**Saved entries:**
begin
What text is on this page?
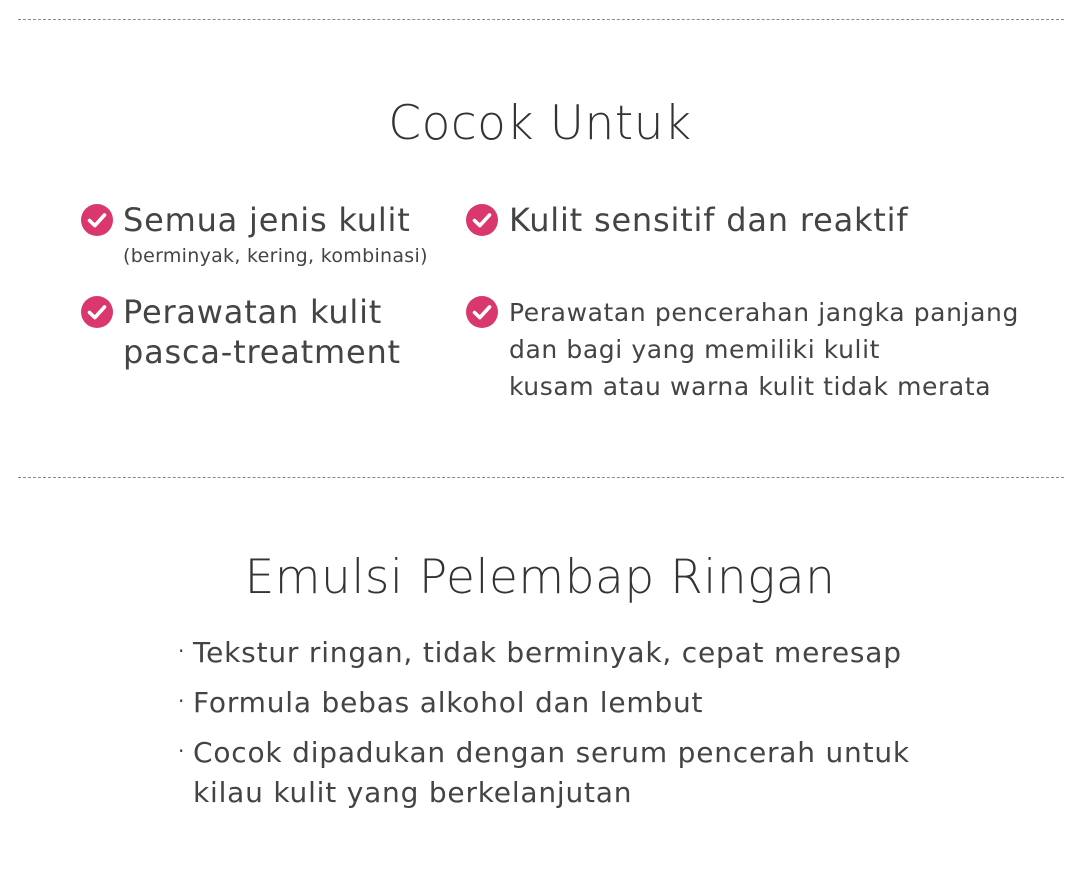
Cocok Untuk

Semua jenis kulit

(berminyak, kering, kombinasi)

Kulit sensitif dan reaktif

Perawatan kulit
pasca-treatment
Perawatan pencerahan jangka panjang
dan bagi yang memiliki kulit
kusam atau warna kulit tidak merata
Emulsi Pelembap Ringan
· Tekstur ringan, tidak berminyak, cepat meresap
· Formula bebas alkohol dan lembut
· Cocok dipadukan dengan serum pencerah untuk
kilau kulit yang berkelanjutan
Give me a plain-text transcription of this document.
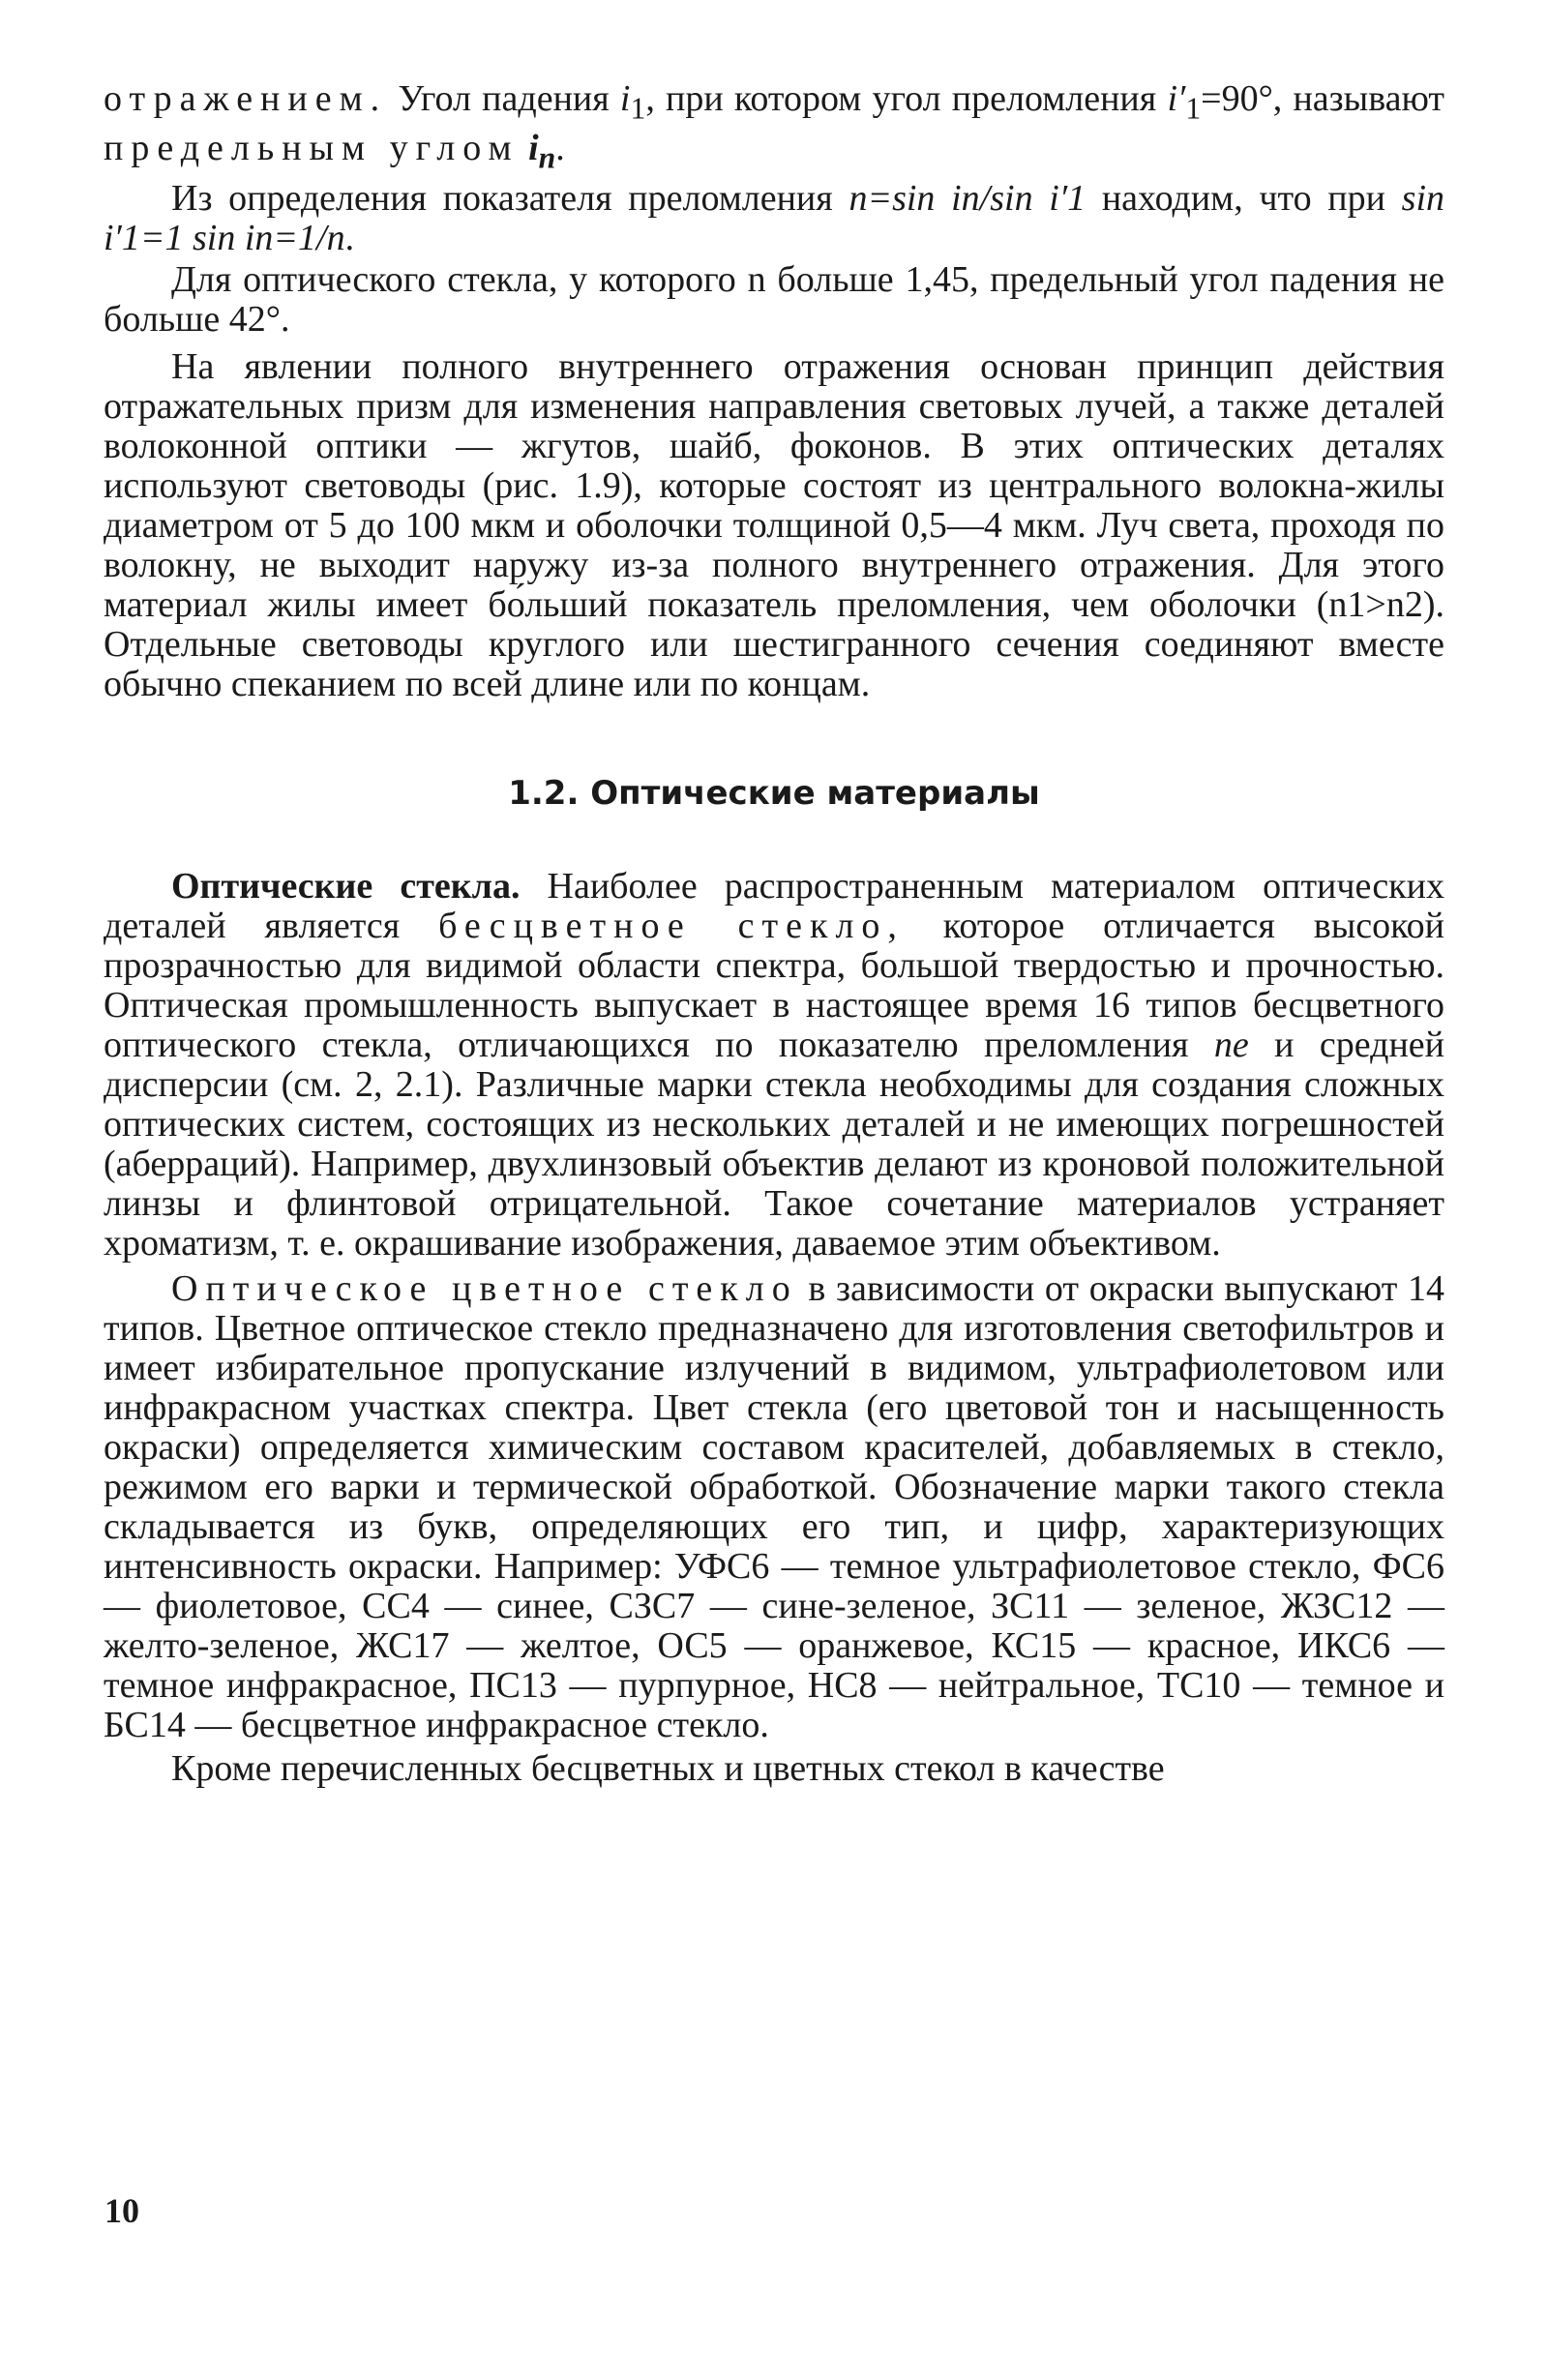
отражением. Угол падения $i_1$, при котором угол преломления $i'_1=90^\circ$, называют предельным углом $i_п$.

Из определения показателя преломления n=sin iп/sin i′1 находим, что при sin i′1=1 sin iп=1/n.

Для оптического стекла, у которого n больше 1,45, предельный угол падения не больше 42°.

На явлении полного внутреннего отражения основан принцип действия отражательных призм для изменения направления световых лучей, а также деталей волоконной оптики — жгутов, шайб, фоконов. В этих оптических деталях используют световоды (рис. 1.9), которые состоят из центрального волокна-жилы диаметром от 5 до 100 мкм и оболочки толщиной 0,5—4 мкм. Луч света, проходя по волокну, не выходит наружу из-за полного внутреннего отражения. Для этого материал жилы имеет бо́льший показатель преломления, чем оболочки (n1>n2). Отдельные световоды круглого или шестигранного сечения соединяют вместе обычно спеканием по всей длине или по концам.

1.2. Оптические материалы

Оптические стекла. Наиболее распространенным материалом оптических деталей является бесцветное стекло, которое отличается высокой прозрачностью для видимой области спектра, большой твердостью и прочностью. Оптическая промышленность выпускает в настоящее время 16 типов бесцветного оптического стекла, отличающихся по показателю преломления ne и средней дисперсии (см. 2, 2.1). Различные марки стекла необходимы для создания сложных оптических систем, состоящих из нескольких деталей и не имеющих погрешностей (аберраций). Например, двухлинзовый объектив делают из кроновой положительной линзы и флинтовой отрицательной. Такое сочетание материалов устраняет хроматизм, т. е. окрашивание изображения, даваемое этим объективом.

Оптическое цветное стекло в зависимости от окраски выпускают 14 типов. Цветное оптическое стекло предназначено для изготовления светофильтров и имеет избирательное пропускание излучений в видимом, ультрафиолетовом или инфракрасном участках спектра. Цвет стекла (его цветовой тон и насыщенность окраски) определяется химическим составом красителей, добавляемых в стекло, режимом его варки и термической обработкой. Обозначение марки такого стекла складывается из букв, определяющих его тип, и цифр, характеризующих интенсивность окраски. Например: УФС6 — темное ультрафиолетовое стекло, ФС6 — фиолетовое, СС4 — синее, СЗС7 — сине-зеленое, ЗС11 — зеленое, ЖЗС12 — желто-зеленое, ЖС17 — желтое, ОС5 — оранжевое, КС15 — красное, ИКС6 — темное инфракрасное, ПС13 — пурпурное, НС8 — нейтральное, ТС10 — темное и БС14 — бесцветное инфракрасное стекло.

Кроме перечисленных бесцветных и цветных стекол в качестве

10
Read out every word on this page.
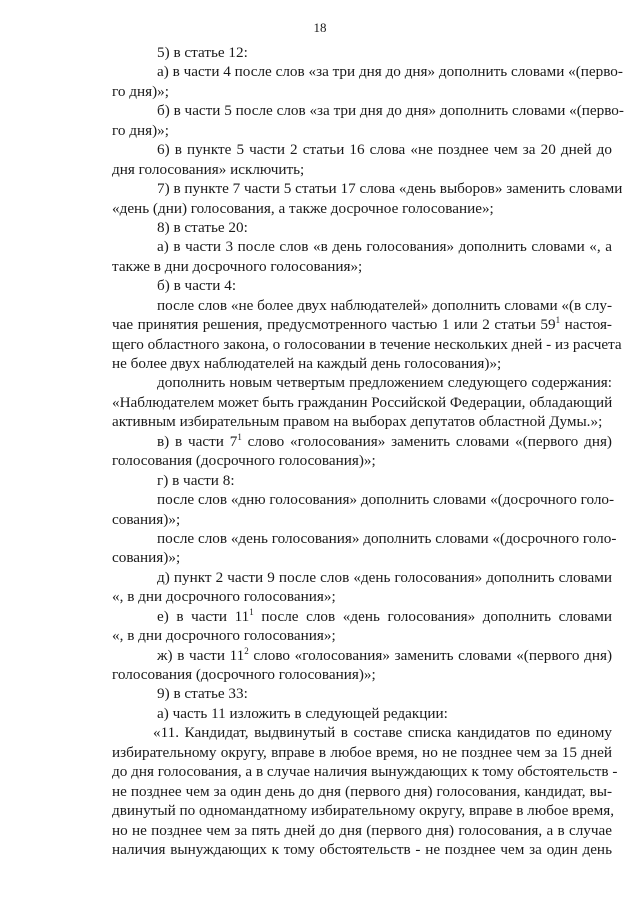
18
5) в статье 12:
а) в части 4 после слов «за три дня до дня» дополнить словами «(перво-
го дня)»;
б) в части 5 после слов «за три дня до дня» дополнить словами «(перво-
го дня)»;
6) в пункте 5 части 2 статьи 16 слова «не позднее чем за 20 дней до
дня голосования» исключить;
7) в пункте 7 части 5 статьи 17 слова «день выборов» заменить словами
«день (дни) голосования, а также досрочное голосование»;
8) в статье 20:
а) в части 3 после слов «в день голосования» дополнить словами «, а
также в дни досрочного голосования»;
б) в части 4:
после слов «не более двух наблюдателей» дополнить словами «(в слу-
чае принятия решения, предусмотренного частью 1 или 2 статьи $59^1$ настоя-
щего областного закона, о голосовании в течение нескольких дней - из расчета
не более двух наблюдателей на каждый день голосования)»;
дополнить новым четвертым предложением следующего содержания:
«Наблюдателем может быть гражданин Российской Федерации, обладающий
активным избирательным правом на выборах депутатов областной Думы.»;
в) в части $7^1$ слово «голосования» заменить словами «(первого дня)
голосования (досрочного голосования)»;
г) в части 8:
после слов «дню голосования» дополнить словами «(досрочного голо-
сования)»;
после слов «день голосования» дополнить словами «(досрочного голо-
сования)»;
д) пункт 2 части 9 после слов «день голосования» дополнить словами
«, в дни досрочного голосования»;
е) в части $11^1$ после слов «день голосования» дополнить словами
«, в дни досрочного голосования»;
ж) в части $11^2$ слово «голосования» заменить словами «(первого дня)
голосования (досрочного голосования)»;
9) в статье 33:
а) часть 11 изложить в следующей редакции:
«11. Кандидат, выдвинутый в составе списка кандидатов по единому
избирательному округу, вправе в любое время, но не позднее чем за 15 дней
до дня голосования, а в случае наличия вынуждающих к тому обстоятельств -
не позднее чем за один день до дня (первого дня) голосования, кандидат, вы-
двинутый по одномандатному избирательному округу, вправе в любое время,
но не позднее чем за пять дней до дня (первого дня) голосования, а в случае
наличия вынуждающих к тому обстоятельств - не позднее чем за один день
end
**Exercise aim:** Find the word "случае" in the data and show each line that holds it.

**Exercise result:**
до дня голосования, а в случае наличия вынуждающих к тому обстоятельств -
но не позднее чем за пять дней до дня (первого дня) голосования, а в случае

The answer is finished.